Dataset items:
.....

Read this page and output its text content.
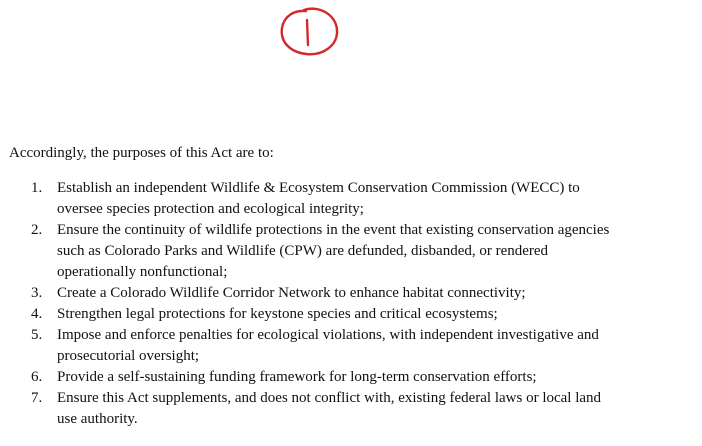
Accordingly, the purposes of this Act are to:
1. Establish an independent Wildlife & Ecosystem Conservation Commission (WECC) to oversee species protection and ecological integrity;
2. Ensure the continuity of wildlife protections in the event that existing conservation agencies such as Colorado Parks and Wildlife (CPW) are defunded, disbanded, or rendered operationally nonfunctional;
3. Create a Colorado Wildlife Corridor Network to enhance habitat connectivity;
4. Strengthen legal protections for keystone species and critical ecosystems;
5. Impose and enforce penalties for ecological violations, with independent investigative and prosecutorial oversight;
6. Provide a self-sustaining funding framework for long-term conservation efforts;
7. Ensure this Act supplements, and does not conflict with, existing federal laws or local land use authority.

.....

▶ Stated problem
Print all the records again exactly; do not include any picture.

▶ Response to the exercise
Read this page and output its text content.
Accordingly, the purposes of this Act are to:
1. Establish an independent Wildlife & Ecosystem Conservation Commission (WECC) to oversee species protection and ecological integrity;
2. Ensure the continuity of wildlife protections in the event that existing conservation agencies such as Colorado Parks and Wildlife (CPW) are defunded, disbanded, or rendered operationally nonfunctional;
3. Create a Colorado Wildlife Corridor Network to enhance habitat connectivity;
4. Strengthen legal protections for keystone species and critical ecosystems;
5. Impose and enforce penalties for ecological violations, with independent investigative and prosecutorial oversight;
6. Provide a self-sustaining funding framework for long-term conservation efforts;
7. Ensure this Act supplements, and does not conflict with, existing federal laws or local land use authority.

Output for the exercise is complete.